_PROBLEM SET_
**1.** According to the Camp Hill High School article, in what year was the 900-seat auditorium added to the school?
**2.** Rewrite part of the Camp Hill High School article, beginning at the words "- Enrollment: 400" and stopping after "are mostly shared.", with "Camp Hill School District" changed to "Camp Hill Area School District".
**3.** Continue the Camp Hill High School article from where it stops.

_ARTICLE_
▼

- 100 S 24th St. Camp Hill, PA

Information
- School type: Public
- Established: 1907; 119 years ago
- School district: Camp Hill School District
- CEEB code: 390-525
- Principal: Mark Ziegler
- Teaching staff: 27.30 (FTE)
- Enrollment: 400 (2024–2025)
- Student to teacher ratio: 14.65
- Colors: Navy blue, white
- Team name: Lions
- Rival: Trinity High School
- Website: highschool.camphillsd.k12.pa.us

= Camp Hill High School =

Public school in Pennsylvania, United States

Camp Hill High School is a coeducational public high school located in Camp Hill, Pennsylvania. It is part of the Camp Hill School District and is the smallest public high school in Cumberland County. It is located approximately 10 minutes from the city of Harrisburg. It was founded in 1907 and has an enrollment of approximately 352 students in ninth through twelfth grades. The High School shares a building with Camp Hill Middle School, although classes, teachers, and even administrators are mostly shared.

==History==
The school was built after the civil war fostering mostly orphaned boys in a 2-mile radius.

Before the construction of the first building in 1907, the high school shared a building with students from nearby East Pennsboro Township. The historic structure, directly adjacent to the current high school/middle school complex, was completed in 1907, and graduated its first students in 1910. In 1953 the old school was torn down and replaced with a new three-story brick structure located at the corner of Chestnut Street and South 24th Street.

The new school was substantially larger than the old 4-classroom building, with a cafeteria which doubled as a fallout shelter, a gymnasium and locker rooms, and many more classrooms. The school was expanded in 1960 with the addition of music classrooms, a woodworking shop, and a 900-seat auditorium. A new library and instructional media center were added above the main courtyard in 1977. In 2003 a new cafeteria, and building-wide air conditioning were added to the school, and the old cafeteria and the front courtyard were converted into classrooms.

▲

_DATASET ENTRIES_
▼

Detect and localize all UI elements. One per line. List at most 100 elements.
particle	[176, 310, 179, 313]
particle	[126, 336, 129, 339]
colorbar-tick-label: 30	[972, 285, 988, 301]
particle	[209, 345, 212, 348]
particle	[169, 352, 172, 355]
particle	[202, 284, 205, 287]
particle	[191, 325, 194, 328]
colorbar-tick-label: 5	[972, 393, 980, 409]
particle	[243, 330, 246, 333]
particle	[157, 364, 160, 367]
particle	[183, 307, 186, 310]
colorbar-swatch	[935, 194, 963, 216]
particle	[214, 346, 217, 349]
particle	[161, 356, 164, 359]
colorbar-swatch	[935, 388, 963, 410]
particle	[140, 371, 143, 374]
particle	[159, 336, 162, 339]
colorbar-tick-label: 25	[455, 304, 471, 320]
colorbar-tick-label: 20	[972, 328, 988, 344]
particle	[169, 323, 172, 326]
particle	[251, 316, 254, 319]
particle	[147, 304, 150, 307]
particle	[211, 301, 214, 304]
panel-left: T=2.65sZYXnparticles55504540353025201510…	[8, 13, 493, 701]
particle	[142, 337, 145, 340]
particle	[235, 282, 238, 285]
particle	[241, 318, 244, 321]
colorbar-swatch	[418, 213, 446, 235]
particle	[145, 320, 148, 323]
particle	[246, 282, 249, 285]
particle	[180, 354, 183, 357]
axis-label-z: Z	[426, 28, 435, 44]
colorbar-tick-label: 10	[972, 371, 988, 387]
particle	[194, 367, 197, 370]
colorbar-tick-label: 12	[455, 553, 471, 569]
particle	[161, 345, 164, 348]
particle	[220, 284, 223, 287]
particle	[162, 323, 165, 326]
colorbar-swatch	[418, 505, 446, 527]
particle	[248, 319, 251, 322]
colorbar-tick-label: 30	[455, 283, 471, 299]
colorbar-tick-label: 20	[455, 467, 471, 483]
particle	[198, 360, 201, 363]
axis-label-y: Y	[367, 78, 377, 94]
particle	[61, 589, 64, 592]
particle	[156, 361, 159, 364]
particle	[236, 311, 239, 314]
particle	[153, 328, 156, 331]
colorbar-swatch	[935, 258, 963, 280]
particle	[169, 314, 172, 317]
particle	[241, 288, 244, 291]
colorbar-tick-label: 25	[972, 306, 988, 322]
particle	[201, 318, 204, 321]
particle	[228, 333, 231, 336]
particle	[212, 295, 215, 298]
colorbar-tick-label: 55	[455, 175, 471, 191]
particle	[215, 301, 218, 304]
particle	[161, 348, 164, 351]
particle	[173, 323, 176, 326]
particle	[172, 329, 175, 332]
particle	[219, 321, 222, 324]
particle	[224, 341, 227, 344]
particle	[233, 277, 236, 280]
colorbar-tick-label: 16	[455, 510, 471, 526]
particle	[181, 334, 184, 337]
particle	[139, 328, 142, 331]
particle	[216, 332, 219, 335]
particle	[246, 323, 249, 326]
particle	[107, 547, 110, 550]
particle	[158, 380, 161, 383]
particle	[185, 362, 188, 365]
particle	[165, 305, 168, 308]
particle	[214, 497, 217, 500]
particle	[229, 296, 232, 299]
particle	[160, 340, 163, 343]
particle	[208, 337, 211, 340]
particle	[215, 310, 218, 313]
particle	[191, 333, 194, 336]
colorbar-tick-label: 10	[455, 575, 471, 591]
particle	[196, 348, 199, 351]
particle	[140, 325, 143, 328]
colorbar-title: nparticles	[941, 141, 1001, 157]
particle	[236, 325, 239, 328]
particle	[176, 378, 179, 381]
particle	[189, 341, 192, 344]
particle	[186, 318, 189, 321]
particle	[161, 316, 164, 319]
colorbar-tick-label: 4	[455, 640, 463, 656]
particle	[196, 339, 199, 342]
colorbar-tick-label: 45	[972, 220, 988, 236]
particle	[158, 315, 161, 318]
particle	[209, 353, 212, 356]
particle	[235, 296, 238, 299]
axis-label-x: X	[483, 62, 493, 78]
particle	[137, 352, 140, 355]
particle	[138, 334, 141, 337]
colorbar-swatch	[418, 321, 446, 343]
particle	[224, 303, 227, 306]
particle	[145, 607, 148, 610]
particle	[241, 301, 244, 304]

▲

_SOLVED TASKS_
**1.** 1960

**2.**
- Enrollment: 400 (2024–2025)
- Student to teacher ratio: 14.65
- Colors: Navy blue, white
- Team name: Lions
- Rival: Trinity High School
- Website: highschool.camphillsd.k12.pa.us

= Camp Hill High School =

Public school in Pennsylvania, United States

Camp Hill High School is a coeducational public high school located in Camp Hill, Pennsylvania. It is part of the Camp Hill Area School District and is the smallest public high school in Cumberland County. It is located approximately 10 minutes from the city of Harrisburg. It was founded in 1907 and has an enrollment of approximately 352 students in ninth through twelfth grades. The High School shares a building with Camp Hill Middle School, although classes, teachers, and even administrators are mostly shared.

**3.**
==Extracurriculars==
The high school offers a variety of clubs, activities and sports. One of the most successful of these teams is the quiz bowl team, which in 2012 won third place in the small schools division of the NAQT High School National Championship tournament.

===Athletics===
The school athletic teams participate in District 3 of the Pennsylvania Interscholastic Athletic Association, which governs high school sports for the Commonwealth of Pennsylvania. The school mascot is the Lion. Camp Hill won the state championship in 1999, 2008, and 2009 for baseball, 1988 for football, and 2015 for boys cross country. The 1988 football team was the first PIAA State champs due to the tournament beginning that year. Until 2001, Football games unusually took place on Saturday mornings instead of Friday nights, due to the lack of stadium lighting at Christian Siebert Memorial Park, the home athletic field of the schools' team. Installation of stadium lighting at the field was financed by Coca-Cola, and included an agreement which involved installing vending machines at school district athletic fields and buildings.

Camp Hill has had a strong scholastic wrestling program since 1958, producing two state champions, Bob Cochran in 1976 and Tim Cochran in 1981.

Traditionally, there is a rivalry between Camp Hill High School and nearby Catholic school Trinity High School The two schools compete against each other in basketball, football, soccer, cross-country, track and field, baseball, softball, and tennis. These games are highly attended by fans, spectators, and other members of the community.

The school has enjoyed a successful soccer program. They were District III finalists and PIAA State semifinalists in 2007, 2008, 2009, and 2015. In 2016 the program enjoyed a District III and PIAA State championship.

Camp Hill has a rich history in cross country. The girls team captured District III championships in 1975, 1976, 1977, 1979, 2017, 2018, and 2019. The boys team were District III champions in 2013, 2014, 2015, and 2016, tying the school record for the most consecutive team district championships in any girls or boys sport in Camp Hill history. The boys team won the PIAA State Championship in 2015.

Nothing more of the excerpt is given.